#### Task to complete
From the material below, list every line containing "Test".

#### Data to use

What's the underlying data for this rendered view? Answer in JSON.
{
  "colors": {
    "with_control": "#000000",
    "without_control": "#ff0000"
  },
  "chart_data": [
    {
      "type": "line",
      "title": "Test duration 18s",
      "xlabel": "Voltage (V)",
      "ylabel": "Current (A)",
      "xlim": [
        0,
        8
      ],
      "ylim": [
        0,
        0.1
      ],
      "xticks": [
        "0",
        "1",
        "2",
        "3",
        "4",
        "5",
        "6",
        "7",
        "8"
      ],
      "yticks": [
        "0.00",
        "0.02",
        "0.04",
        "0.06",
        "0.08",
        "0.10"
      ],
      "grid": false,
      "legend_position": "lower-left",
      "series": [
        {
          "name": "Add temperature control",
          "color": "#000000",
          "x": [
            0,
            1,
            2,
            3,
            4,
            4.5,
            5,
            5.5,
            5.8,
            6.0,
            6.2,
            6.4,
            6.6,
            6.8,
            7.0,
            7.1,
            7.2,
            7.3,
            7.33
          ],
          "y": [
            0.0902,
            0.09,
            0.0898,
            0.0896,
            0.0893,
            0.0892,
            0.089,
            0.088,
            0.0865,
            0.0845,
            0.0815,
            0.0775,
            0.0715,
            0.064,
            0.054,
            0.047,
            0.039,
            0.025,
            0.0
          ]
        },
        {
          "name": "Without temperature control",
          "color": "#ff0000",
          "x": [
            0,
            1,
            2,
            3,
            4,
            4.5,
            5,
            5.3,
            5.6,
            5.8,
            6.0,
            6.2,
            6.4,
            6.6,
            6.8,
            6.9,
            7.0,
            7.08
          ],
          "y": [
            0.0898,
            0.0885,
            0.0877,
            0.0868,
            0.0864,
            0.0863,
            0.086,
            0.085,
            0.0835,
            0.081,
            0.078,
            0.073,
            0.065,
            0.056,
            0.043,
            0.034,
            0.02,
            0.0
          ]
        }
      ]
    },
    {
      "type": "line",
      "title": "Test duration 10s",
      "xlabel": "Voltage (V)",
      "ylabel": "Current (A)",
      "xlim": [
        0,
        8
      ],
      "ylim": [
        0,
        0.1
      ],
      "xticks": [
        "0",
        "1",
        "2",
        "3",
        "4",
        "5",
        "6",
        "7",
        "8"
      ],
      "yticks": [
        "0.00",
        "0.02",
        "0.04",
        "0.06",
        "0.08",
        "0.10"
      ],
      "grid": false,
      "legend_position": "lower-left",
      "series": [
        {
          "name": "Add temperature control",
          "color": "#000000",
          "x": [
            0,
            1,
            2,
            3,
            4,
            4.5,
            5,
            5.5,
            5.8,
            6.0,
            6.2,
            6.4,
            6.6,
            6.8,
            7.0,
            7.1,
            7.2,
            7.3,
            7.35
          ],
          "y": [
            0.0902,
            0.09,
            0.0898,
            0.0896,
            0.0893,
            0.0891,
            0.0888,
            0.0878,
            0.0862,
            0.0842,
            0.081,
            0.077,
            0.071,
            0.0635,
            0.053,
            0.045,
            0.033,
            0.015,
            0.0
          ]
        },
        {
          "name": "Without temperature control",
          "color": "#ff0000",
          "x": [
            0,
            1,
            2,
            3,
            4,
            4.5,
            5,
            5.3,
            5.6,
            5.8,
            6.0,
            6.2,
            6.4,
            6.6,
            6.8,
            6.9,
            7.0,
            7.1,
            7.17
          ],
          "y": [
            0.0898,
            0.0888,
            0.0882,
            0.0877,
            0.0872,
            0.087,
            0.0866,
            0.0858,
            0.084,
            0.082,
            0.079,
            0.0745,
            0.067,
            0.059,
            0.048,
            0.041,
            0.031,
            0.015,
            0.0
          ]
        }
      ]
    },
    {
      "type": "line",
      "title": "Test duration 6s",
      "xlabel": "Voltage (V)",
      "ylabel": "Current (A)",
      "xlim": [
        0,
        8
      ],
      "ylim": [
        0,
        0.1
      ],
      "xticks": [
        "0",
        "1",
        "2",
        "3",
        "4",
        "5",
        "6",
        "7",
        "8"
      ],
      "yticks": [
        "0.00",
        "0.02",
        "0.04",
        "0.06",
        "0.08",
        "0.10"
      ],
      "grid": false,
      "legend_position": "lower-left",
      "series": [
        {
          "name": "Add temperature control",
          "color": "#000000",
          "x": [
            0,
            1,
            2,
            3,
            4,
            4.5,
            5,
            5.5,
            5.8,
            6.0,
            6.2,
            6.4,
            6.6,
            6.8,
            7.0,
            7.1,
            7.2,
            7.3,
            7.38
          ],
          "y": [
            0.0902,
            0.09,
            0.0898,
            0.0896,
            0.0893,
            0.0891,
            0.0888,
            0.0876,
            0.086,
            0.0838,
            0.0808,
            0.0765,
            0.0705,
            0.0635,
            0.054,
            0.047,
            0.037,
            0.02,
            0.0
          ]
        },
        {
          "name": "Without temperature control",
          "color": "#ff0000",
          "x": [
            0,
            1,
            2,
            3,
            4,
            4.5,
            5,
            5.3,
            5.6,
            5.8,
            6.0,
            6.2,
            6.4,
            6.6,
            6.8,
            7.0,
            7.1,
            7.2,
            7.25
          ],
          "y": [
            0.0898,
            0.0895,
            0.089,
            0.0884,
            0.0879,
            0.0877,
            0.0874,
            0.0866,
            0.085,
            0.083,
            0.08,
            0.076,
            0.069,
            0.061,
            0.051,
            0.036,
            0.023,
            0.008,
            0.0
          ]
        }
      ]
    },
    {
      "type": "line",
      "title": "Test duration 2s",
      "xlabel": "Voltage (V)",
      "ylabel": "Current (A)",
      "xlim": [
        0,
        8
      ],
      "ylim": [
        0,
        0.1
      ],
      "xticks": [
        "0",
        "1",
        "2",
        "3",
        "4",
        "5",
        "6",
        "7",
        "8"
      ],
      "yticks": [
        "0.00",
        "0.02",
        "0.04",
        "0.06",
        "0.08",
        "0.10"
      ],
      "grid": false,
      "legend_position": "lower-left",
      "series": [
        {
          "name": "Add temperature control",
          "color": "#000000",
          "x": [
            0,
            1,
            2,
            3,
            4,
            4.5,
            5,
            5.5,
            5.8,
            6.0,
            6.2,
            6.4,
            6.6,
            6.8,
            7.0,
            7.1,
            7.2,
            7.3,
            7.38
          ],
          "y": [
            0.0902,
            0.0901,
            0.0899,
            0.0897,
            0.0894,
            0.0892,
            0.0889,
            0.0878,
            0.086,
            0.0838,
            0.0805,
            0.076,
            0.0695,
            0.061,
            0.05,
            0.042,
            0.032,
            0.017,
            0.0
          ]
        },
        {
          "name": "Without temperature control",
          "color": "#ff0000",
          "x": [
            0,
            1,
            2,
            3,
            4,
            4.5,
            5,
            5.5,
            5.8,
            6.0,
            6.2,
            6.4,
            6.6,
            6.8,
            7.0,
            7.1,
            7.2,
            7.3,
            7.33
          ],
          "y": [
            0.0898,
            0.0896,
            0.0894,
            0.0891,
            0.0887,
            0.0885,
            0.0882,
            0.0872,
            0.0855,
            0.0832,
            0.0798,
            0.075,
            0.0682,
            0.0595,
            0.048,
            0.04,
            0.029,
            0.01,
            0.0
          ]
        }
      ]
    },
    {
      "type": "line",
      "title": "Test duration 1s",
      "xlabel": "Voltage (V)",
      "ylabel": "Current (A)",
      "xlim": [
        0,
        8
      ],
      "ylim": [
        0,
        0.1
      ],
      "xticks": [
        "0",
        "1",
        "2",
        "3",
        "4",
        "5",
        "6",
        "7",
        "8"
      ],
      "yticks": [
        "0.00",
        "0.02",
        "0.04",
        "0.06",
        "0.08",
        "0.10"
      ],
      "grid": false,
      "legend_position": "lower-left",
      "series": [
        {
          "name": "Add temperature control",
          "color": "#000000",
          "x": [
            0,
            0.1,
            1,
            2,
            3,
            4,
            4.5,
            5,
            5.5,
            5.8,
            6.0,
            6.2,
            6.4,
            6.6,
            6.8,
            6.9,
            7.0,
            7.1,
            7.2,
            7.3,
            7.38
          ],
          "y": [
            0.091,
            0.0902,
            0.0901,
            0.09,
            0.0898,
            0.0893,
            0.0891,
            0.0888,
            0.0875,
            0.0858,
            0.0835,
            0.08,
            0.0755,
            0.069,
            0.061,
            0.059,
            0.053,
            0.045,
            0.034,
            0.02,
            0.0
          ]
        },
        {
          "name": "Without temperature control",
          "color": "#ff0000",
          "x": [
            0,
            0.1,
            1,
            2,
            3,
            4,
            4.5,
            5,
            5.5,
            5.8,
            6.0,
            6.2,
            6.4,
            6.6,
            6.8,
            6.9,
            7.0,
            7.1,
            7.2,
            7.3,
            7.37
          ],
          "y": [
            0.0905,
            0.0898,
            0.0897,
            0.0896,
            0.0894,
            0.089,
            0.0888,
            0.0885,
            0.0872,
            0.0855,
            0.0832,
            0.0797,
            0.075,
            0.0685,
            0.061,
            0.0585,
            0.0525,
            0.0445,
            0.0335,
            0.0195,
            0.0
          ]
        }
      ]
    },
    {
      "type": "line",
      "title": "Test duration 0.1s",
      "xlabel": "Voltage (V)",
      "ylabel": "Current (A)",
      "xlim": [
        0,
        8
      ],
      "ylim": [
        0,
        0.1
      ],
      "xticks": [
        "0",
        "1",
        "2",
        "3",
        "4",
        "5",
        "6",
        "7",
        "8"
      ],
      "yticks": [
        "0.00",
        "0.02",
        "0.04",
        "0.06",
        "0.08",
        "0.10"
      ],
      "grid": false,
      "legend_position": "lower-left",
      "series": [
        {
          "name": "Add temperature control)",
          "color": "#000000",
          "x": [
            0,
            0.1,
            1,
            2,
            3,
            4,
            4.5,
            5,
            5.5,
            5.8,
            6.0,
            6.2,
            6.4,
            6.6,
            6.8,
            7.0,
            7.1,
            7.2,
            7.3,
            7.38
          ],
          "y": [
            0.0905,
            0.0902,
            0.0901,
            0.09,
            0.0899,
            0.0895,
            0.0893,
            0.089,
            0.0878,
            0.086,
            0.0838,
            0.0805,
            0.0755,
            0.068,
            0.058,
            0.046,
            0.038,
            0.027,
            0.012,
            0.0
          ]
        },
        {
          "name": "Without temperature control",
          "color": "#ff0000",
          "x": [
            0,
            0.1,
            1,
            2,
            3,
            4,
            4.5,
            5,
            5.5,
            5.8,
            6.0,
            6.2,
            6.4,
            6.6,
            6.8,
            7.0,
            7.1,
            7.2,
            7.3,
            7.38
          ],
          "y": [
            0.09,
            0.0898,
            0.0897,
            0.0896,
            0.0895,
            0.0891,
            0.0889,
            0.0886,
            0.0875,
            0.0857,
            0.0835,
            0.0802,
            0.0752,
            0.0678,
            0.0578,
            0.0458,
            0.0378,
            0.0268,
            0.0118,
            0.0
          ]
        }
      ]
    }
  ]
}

#### Exercise result
      "title": "Test duration 18s",
      "title": "Test duration 10s",
      "title": "Test duration 6s",
      "title": "Test duration 2s",
      "title": "Test duration 1s",
      "title": "Test duration 0.1s",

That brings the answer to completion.